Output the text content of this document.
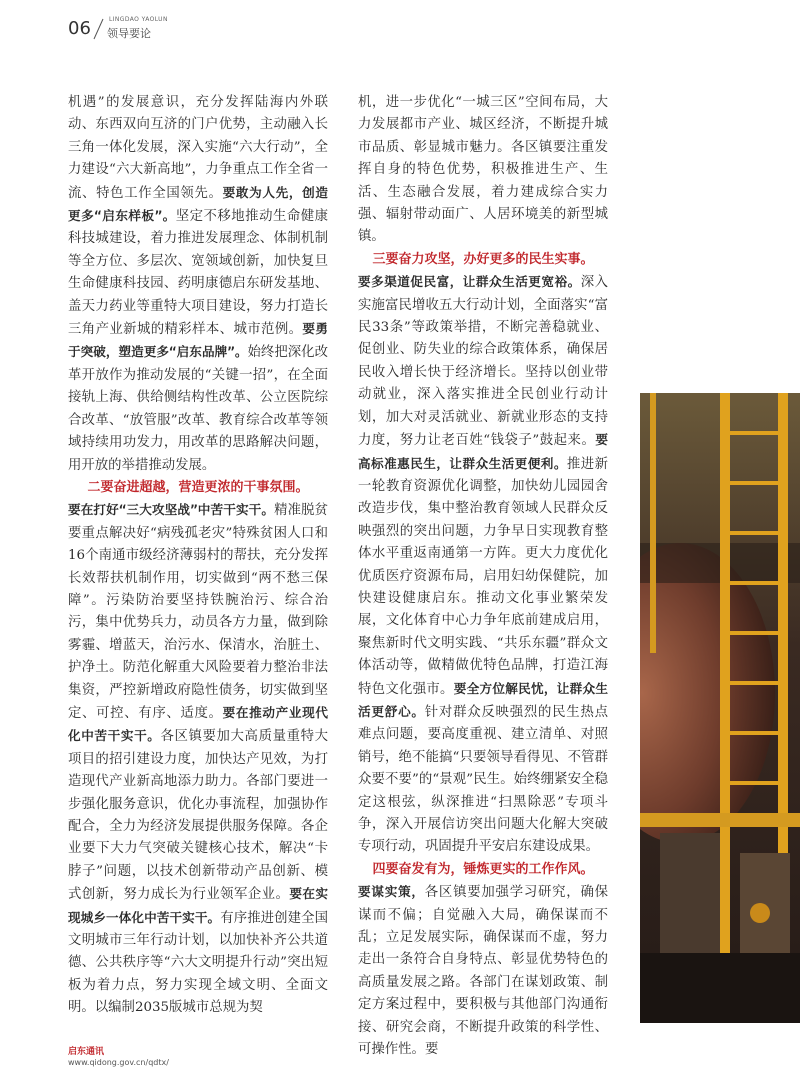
06	LINGDAO YAOLUN
领导要论

机遇”的发展意识，充分发挥陆海内外联动、东西双向互济的门户优势，主动融入长三角一体化发展，深入实施“六大行动”，全力建设“六大新高地”，力争重点工作全省一流、特色工作全国领先。要敢为人先，创造更多“启东样板”。坚定不移地推动生命健康科技城建设，着力推进发展理念、体制机制等全方位、多层次、宽领域创新，加快复旦生命健康科技园、药明康德启东研发基地、盖天力药业等重特大项目建设，努力打造长三角产业新城的精彩样本、城市范例。要勇于突破，塑造更多“启东品牌”。始终把深化改革开放作为推动发展的“关键一招”，在全面接轨上海、供给侧结构性改革、公立医院综合改革、“放管服”改革、教育综合改革等领域持续用功发力，用改革的思路解决问题，用开放的举措推动发展。

二要奋进超越，营造更浓的干事氛围。

要在打好“三大攻坚战”中苦干实干。精准脱贫要重点解决好“病残孤老灾”特殊贫困人口和16个南通市级经济薄弱村的帮扶，充分发挥长效帮扶机制作用，切实做到“两不愁三保障”。污染防治要坚持铁腕治污、综合治污，集中优势兵力，动员各方力量，做到除雾霾、增蓝天，治污水、保清水，治脏土、护净土。防范化解重大风险要着力整治非法集资，严控新增政府隐性债务，切实做到坚定、可控、有序、适度。要在推动产业现代化中苦干实干。各区镇要加大高质量重特大项目的招引建设力度，加快达产见效，为打造现代产业新高地添力助力。各部门要进一步强化服务意识，优化办事流程，加强协作配合，全力为经济发展提供服务保障。各企业要下大力气突破关键核心技术，解决“卡脖子”问题，以技术创新带动产品创新、模式创新，努力成长为行业领军企业。要在实现城乡一体化中苦干实干。有序推进创建全国文明城市三年行动计划，以加快补齐公共道德、公共秩序等“六大文明提升行动”突出短板为着力点，努力实现全域文明、全面文明。以编制2035版城市总规为契

机，进一步优化“一城三区”空间布局，大力发展都市产业、城区经济，不断提升城市品质、彰显城市魅力。各区镇要注重发挥自身的特色优势，积极推进生产、生活、生态融合发展，着力建成综合实力强、辐射带动面广、人居环境美的新型城镇。

三要奋力攻坚，办好更多的民生实事。

要多渠道促民富，让群众生活更宽裕。深入实施富民增收五大行动计划，全面落实“富民33条”等政策举措，不断完善稳就业、促创业、防失业的综合政策体系，确保居民收入增长快于经济增长。坚持以创业带动就业，深入落实推进全民创业行动计划，加大对灵活就业、新就业形态的支持力度，努力让老百姓“钱袋子”鼓起来。要高标准惠民生，让群众生活更便利。推进新一轮教育资源优化调整，加快幼儿园园舍改造步伐，集中整治教育领域人民群众反映强烈的突出问题，力争早日实现教育整体水平重返南通第一方阵。更大力度优化优质医疗资源布局，启用妇幼保健院，加快建设健康启东。推动文化事业繁荣发展，文化体育中心力争年底前建成启用，聚焦新时代文明实践、“共乐东疆”群众文体活动等，做精做优特色品牌，打造江海特色文化强市。要全方位解民忧，让群众生活更舒心。针对群众反映强烈的民生热点难点问题，要高度重视、建立清单、对照销号，绝不能搞“只要领导看得见、不管群众要不要”的“景观”民生。始终绷紧安全稳定这根弦，纵深推进“扫黑除恶”专项斗争，深入开展信访突出问题大化解大突破专项行动，巩固提升平安启东建设成果。

四要奋发有为，锤炼更实的工作作风。

要谋实策，各区镇要加强学习研究，确保谋而不偏；自觉融入大局，确保谋而不乱；立足发展实际，确保谋而不虚，努力走出一条符合自身特点、彰显优势特色的高质量发展之路。各部门在谋划政策、制定方案过程中，要积极与其他部门沟通衔接、研究会商，不断提升政策的科学性、可操作性。要

启东通讯
www.qidong.gov.cn/qdtx/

▸ **Exercise**: Retype all the records shown above, character for character. Omit every picture.

▸ **Answer to this problem**:
Output the text content of this document.
06	LINGDAO YAOLUN
领导要论

机遇”的发展意识，充分发挥陆海内外联动、东西双向互济的门户优势，主动融入长三角一体化发展，深入实施“六大行动”，全力建设“六大新高地”，力争重点工作全省一流、特色工作全国领先。要敢为人先，创造更多“启东样板”。坚定不移地推动生命健康科技城建设，着力推进发展理念、体制机制等全方位、多层次、宽领域创新，加快复旦生命健康科技园、药明康德启东研发基地、盖天力药业等重特大项目建设，努力打造长三角产业新城的精彩样本、城市范例。要勇于突破，塑造更多“启东品牌”。始终把深化改革开放作为推动发展的“关键一招”，在全面接轨上海、供给侧结构性改革、公立医院综合改革、“放管服”改革、教育综合改革等领域持续用功发力，用改革的思路解决问题，用开放的举措推动发展。

二要奋进超越，营造更浓的干事氛围。

要在打好“三大攻坚战”中苦干实干。精准脱贫要重点解决好“病残孤老灾”特殊贫困人口和16个南通市级经济薄弱村的帮扶，充分发挥长效帮扶机制作用，切实做到“两不愁三保障”。污染防治要坚持铁腕治污、综合治污，集中优势兵力，动员各方力量，做到除雾霾、增蓝天，治污水、保清水，治脏土、护净土。防范化解重大风险要着力整治非法集资，严控新增政府隐性债务，切实做到坚定、可控、有序、适度。要在推动产业现代化中苦干实干。各区镇要加大高质量重特大项目的招引建设力度，加快达产见效，为打造现代产业新高地添力助力。各部门要进一步强化服务意识，优化办事流程，加强协作配合，全力为经济发展提供服务保障。各企业要下大力气突破关键核心技术，解决“卡脖子”问题，以技术创新带动产品创新、模式创新，努力成长为行业领军企业。要在实现城乡一体化中苦干实干。有序推进创建全国文明城市三年行动计划，以加快补齐公共道德、公共秩序等“六大文明提升行动”突出短板为着力点，努力实现全域文明、全面文明。以编制2035版城市总规为契

机，进一步优化“一城三区”空间布局，大力发展都市产业、城区经济，不断提升城市品质、彰显城市魅力。各区镇要注重发挥自身的特色优势，积极推进生产、生活、生态融合发展，着力建成综合实力强、辐射带动面广、人居环境美的新型城镇。

三要奋力攻坚，办好更多的民生实事。

要多渠道促民富，让群众生活更宽裕。深入实施富民增收五大行动计划，全面落实“富民33条”等政策举措，不断完善稳就业、促创业、防失业的综合政策体系，确保居民收入增长快于经济增长。坚持以创业带动就业，深入落实推进全民创业行动计划，加大对灵活就业、新就业形态的支持力度，努力让老百姓“钱袋子”鼓起来。要高标准惠民生，让群众生活更便利。推进新一轮教育资源优化调整，加快幼儿园园舍改造步伐，集中整治教育领域人民群众反映强烈的突出问题，力争早日实现教育整体水平重返南通第一方阵。更大力度优化优质医疗资源布局，启用妇幼保健院，加快建设健康启东。推动文化事业繁荣发展，文化体育中心力争年底前建成启用，聚焦新时代文明实践、“共乐东疆”群众文体活动等，做精做优特色品牌，打造江海特色文化强市。要全方位解民忧，让群众生活更舒心。针对群众反映强烈的民生热点难点问题，要高度重视、建立清单、对照销号，绝不能搞“只要领导看得见、不管群众要不要”的“景观”民生。始终绷紧安全稳定这根弦，纵深推进“扫黑除恶”专项斗争，深入开展信访突出问题大化解大突破专项行动，巩固提升平安启东建设成果。

四要奋发有为，锤炼更实的工作作风。

要谋实策，各区镇要加强学习研究，确保谋而不偏；自觉融入大局，确保谋而不乱；立足发展实际，确保谋而不虚，努力走出一条符合自身特点、彰显优势特色的高质量发展之路。各部门在谋划政策、制定方案过程中，要积极与其他部门沟通衔接、研究会商，不断提升政策的科学性、可操作性。要

启东通讯
www.qidong.gov.cn/qdtx/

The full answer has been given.